--- begin ---
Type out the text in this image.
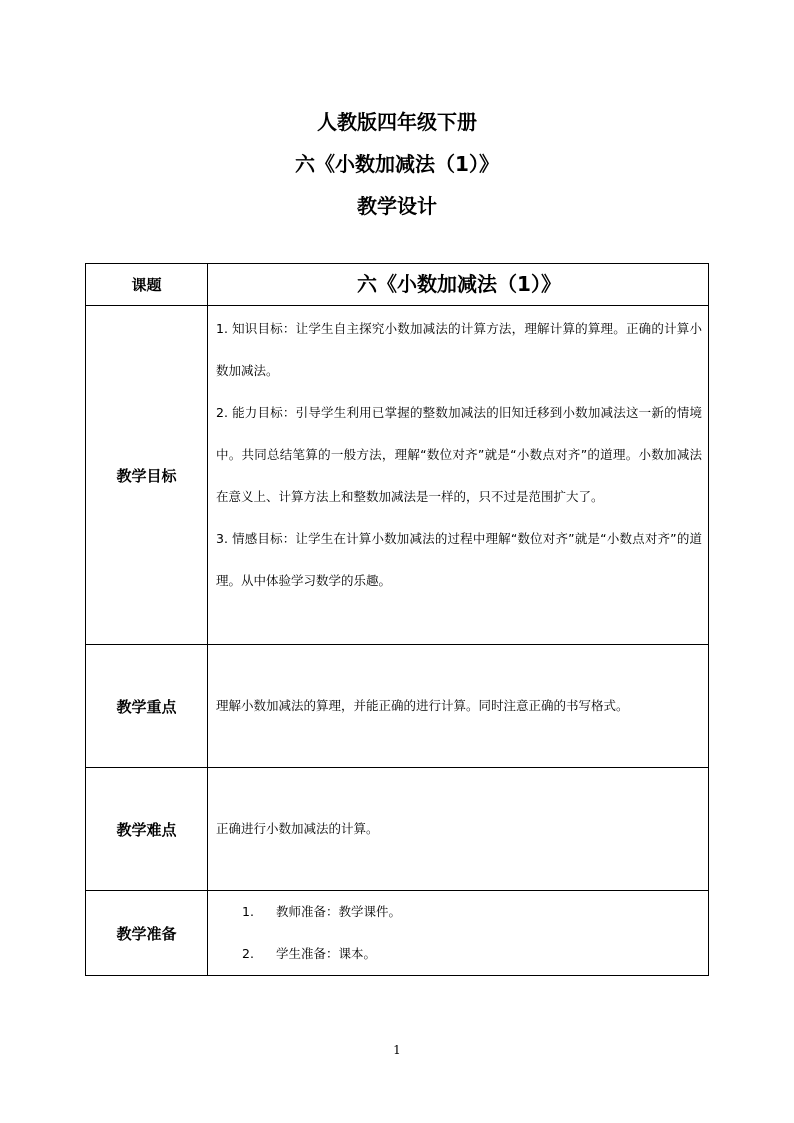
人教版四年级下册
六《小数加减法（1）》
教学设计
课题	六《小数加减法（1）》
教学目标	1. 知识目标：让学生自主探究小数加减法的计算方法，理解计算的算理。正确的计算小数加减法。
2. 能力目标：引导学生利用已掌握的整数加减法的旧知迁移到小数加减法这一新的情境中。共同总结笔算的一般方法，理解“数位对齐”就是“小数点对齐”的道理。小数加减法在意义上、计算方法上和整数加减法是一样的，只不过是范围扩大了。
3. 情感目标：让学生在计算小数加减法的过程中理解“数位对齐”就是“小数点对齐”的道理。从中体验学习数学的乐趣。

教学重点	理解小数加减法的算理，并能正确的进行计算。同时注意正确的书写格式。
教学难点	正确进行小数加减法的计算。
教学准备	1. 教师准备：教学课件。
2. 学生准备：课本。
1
--- end ---
> **Stated problem**:
Your task is to set down the records shown above exactly, minus any pictures.

> **Complete response**:
Type out the text in this image.
人教版四年级下册
六《小数加减法（1）》
教学设计
课题	六《小数加减法（1）》
教学目标	1. 知识目标：让学生自主探究小数加减法的计算方法，理解计算的算理。正确的计算小数加减法。
2. 能力目标：引导学生利用已掌握的整数加减法的旧知迁移到小数加减法这一新的情境中。共同总结笔算的一般方法，理解“数位对齐”就是“小数点对齐”的道理。小数加减法在意义上、计算方法上和整数加减法是一样的，只不过是范围扩大了。
3. 情感目标：让学生在计算小数加减法的过程中理解“数位对齐”就是“小数点对齐”的道理。从中体验学习数学的乐趣。

教学重点	理解小数加减法的算理，并能正确的进行计算。同时注意正确的书写格式。
教学难点	正确进行小数加减法的计算。
教学准备	1. 教师准备：教学课件。
2. 学生准备：课本。
1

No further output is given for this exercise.